What to do >> Carry on the article about Governor Das's handling of bank regulation at the RBI, picking up right after its final sentence.

Reading text >>
┌────────

In asset quality issues, I don't think there has been any leniency by the governor, said a senior private sector banker, who spoke on condition of anonymity.

Das did, however, yield to bankers in delaying the implementation of a loan pricing regime linked to an external benchmark. By the time guidelines were finally issued, the rate cutting cycle was coming to a close, leaving interest rate transmission incomplete.

There are certainly considerations for real issues faced by banks in their daily business, but that does not mean that we have it easy, said the banker quoted above, adding that Das’ style of regulation allows lenders to present their case better.

The RBI’s management of the crisis that erupted among non-bank lenders has also been criticised for not being decisive enough. After the failure of Infrastructure Leasing and Financial Services Ltd. last year, the problem has lingered. Last month, the RBI was forced to refer Dewan Housing and Finance Corporation Ltd. for insolvency under a newly introduced provision of the insolvency code.

└────────

Recorded information >>

┌────────

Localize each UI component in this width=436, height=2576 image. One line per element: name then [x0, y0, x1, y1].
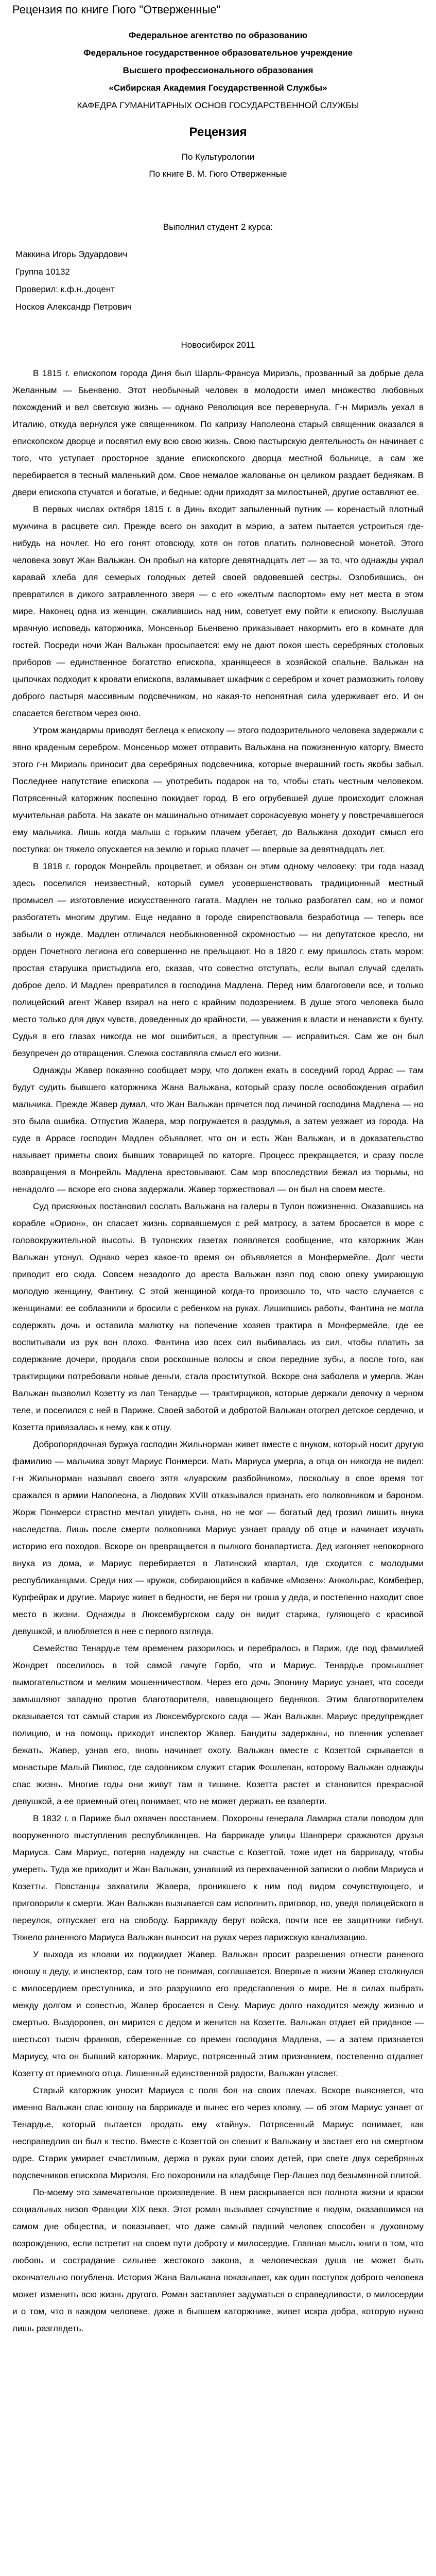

└────────

Reply to the task >>
Many have called for a public asset quality review to clear the air. Das has resisted but assured that the regulator is fully on top of the situation. Not only are we fully aware of the vulnerabilities, we are constantly in touch with the managements on what needs to be done, Das said at a press conference on Dec. 5.

As Das and the RBI worked to plug one hole, others emerged.

A large multi-state cooperative bank, Punjab and Maharashtra Cooperative Bank failed after having loaned more than 70 percent of its book to one industrial house linked to the real estate sector. The RBI was forced to impose deposit restrictions, which remain in place. A final resolution is still awaited.

Each of these instances have revealed a weakness in the RBI’s supervision function, one which Das hopes to fix via a supervisory cadre. That will likely not be enough and more will need to be done.

As far as regulation of banks, cooperative banks and NBFCs is concerned, more could have been done. I think there is some way to go on these matters especially on governance in these entities. But one must understand that this is not something you can change overnight. These things take time.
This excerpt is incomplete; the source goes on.